## EXERCISE
Check each line of the listing for the string "checkbox", count the lines that have it, and answer with that number only.

○ ○ ○ ○

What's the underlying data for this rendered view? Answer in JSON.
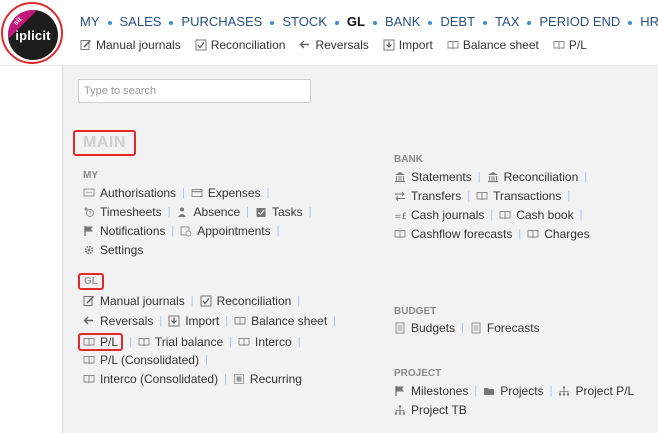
{
  "logo": {
    "word": "iplicit",
    "ribbon": "sit"
  },
  "topnav": [
    "MY",
    "SALES",
    "PURCHASES",
    "STOCK",
    "GL",
    "BANK",
    "DEBT",
    "TAX",
    "PERIOD END",
    "HR"
  ],
  "topnav_active": "GL",
  "subnav": [
    {
      "label": "Manual journals",
      "icon": "journal-icon"
    },
    {
      "label": "Reconciliation",
      "icon": "checkbox-icon"
    },
    {
      "label": "Reversals",
      "icon": "reverse-arrow-icon"
    },
    {
      "label": "Import",
      "icon": "import-icon"
    },
    {
      "label": "Balance sheet",
      "icon": "book-icon"
    },
    {
      "label": "P/L",
      "icon": "book-icon"
    }
  ],
  "search": {
    "placeholder": "Type to search"
  },
  "main_title": "MAIN",
  "sections": {
    "my": {
      "title": "MY",
      "rows": [
        [
          {
            "label": "Authorisations",
            "icon": "chat-icon"
          },
          {
            "label": "Expenses",
            "icon": "card-icon"
          }
        ],
        [
          {
            "label": "Timesheets",
            "icon": "timesheet-icon"
          },
          {
            "label": "Absence",
            "icon": "person-icon"
          },
          {
            "label": "Tasks",
            "icon": "task-icon"
          }
        ],
        [
          {
            "label": "Notifications",
            "icon": "flag-icon"
          },
          {
            "label": "Appointments",
            "icon": "calendar-icon"
          }
        ],
        [
          {
            "label": "Settings",
            "icon": "gear-icon"
          }
        ]
      ]
    },
    "gl": {
      "title": "GL",
      "rows": [
        [
          {
            "label": "Manual journals",
            "icon": "journal-icon"
          },
          {
            "label": "Reconciliation",
            "icon": "checkbox-icon"
          }
        ],
        [
          {
            "label": "Reversals",
            "icon": "reverse-arrow-icon"
          },
          {
            "label": "Import",
            "icon": "import-icon"
          },
          {
            "label": "Balance sheet",
            "icon": "book-icon"
          }
        ],
        [
          {
            "label": "P/L",
            "icon": "book-icon"
          },
          {
            "label": "Trial balance",
            "icon": "book-icon"
          },
          {
            "label": "Interco",
            "icon": "book-icon"
          }
        ],
        [
          {
            "label": "P/L (Consolidated)",
            "icon": "book-icon"
          }
        ],
        [
          {
            "label": "Interco (Consolidated)",
            "icon": "book-icon"
          },
          {
            "label": "Recurring",
            "icon": "recurring-icon"
          }
        ]
      ]
    },
    "bank": {
      "title": "BANK",
      "rows": [
        [
          {
            "label": "Statements",
            "icon": "bank-icon"
          },
          {
            "label": "Reconciliation",
            "icon": "bank-icon"
          }
        ],
        [
          {
            "label": "Transfers",
            "icon": "transfer-icon"
          },
          {
            "label": "Transactions",
            "icon": "book-icon"
          }
        ],
        [
          {
            "label": "Cash journals",
            "icon": "cash-journal-icon"
          },
          {
            "label": "Cash book",
            "icon": "book-icon"
          }
        ],
        [
          {
            "label": "Cashflow forecasts",
            "icon": "book-icon"
          },
          {
            "label": "Charges",
            "icon": "book-icon"
          }
        ]
      ]
    },
    "budget": {
      "title": "BUDGET",
      "rows": [
        [
          {
            "label": "Budgets",
            "icon": "document-icon"
          },
          {
            "label": "Forecasts",
            "icon": "document-icon"
          }
        ]
      ]
    },
    "project": {
      "title": "PROJECT",
      "rows": [
        [
          {
            "label": "Milestones",
            "icon": "flag-icon"
          },
          {
            "label": "Projects",
            "icon": "folder-icon"
          },
          {
            "label": "Project P/L",
            "icon": "hierarchy-icon"
          }
        ],
        [
          {
            "label": "Project TB",
            "icon": "hierarchy-icon"
          }
        ]
      ]
    }
  }
}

○ ○ ○ ○

## REPLY
2